* Start Data for the task *

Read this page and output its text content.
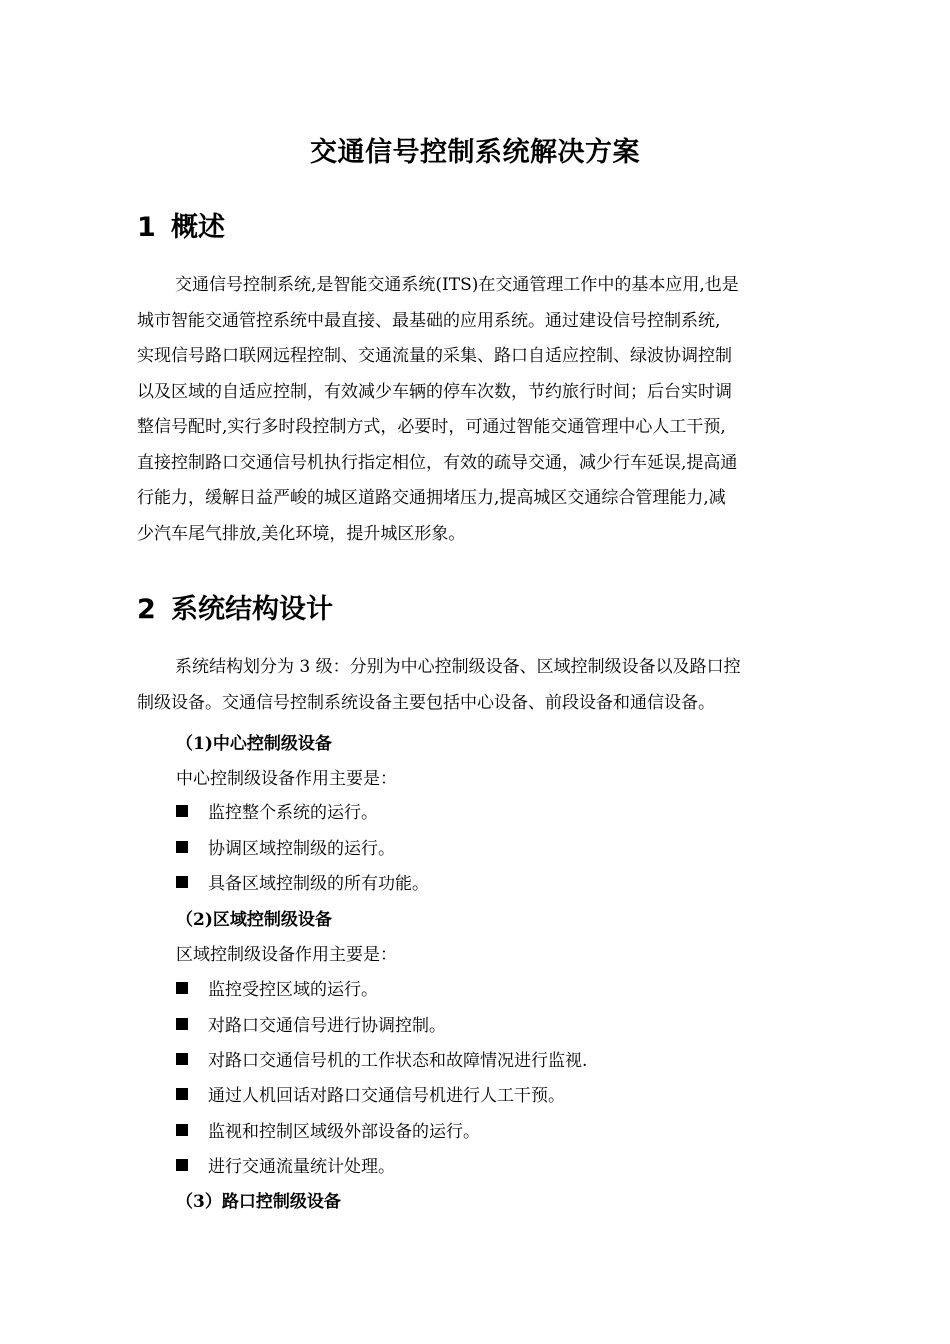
交通信号控制系统解决方案
1 概述
交通信号控制系统,是智能交通系统(ITS)在交通管理工作中的基本应用,也是
城市智能交通管控系统中最直接、最基础的应用系统。通过建设信号控制系统,
实现信号路口联网远程控制、交通流量的采集、路口自适应控制、绿波协调控制
以及区域的自适应控制，有效减少车辆的停车次数，节约旅行时间；后台实时调
整信号配时,实行多时段控制方式，必要时，可通过智能交通管理中心人工干预,
直接控制路口交通信号机执行指定相位，有效的疏导交通，减少行车延误,提高通
行能力，缓解日益严峻的城区道路交通拥堵压力,提高城区交通综合管理能力,减
少汽车尾气排放,美化环境，提升城区形象。
2 系统结构设计
系统结构划分为 3 级：分别为中心控制级设备、区域控制级设备以及路口控
制级设备。交通信号控制系统设备主要包括中心设备、前段设备和通信设备。
（1)中心控制级设备
中心控制级设备作用主要是：
监控整个系统的运行。
协调区域控制级的运行。
具备区域控制级的所有功能。
（2)区域控制级设备
区域控制级设备作用主要是：
监控受控区域的运行。
对路口交通信号进行协调控制。
对路口交通信号机的工作状态和故障情况进行监视.
通过人机回话对路口交通信号机进行人工干预。
监视和控制区域级外部设备的运行。
进行交通流量统计处理。
（3）路口控制级设备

* End Data for the task *

Quote the data above in full, leaving out the pictures it holds.

Read this page and output its text content.
交通信号控制系统解决方案
1 概述
交通信号控制系统,是智能交通系统(ITS)在交通管理工作中的基本应用,也是
城市智能交通管控系统中最直接、最基础的应用系统。通过建设信号控制系统,
实现信号路口联网远程控制、交通流量的采集、路口自适应控制、绿波协调控制
以及区域的自适应控制，有效减少车辆的停车次数，节约旅行时间；后台实时调
整信号配时,实行多时段控制方式，必要时，可通过智能交通管理中心人工干预,
直接控制路口交通信号机执行指定相位，有效的疏导交通，减少行车延误,提高通
行能力，缓解日益严峻的城区道路交通拥堵压力,提高城区交通综合管理能力,减
少汽车尾气排放,美化环境，提升城区形象。
2 系统结构设计
系统结构划分为 3 级：分别为中心控制级设备、区域控制级设备以及路口控
制级设备。交通信号控制系统设备主要包括中心设备、前段设备和通信设备。
（1)中心控制级设备
中心控制级设备作用主要是：
监控整个系统的运行。
协调区域控制级的运行。
具备区域控制级的所有功能。
（2)区域控制级设备
区域控制级设备作用主要是：
监控受控区域的运行。
对路口交通信号进行协调控制。
对路口交通信号机的工作状态和故障情况进行监视.
通过人机回话对路口交通信号机进行人工干预。
监视和控制区域级外部设备的运行。
进行交通流量统计处理。
（3）路口控制级设备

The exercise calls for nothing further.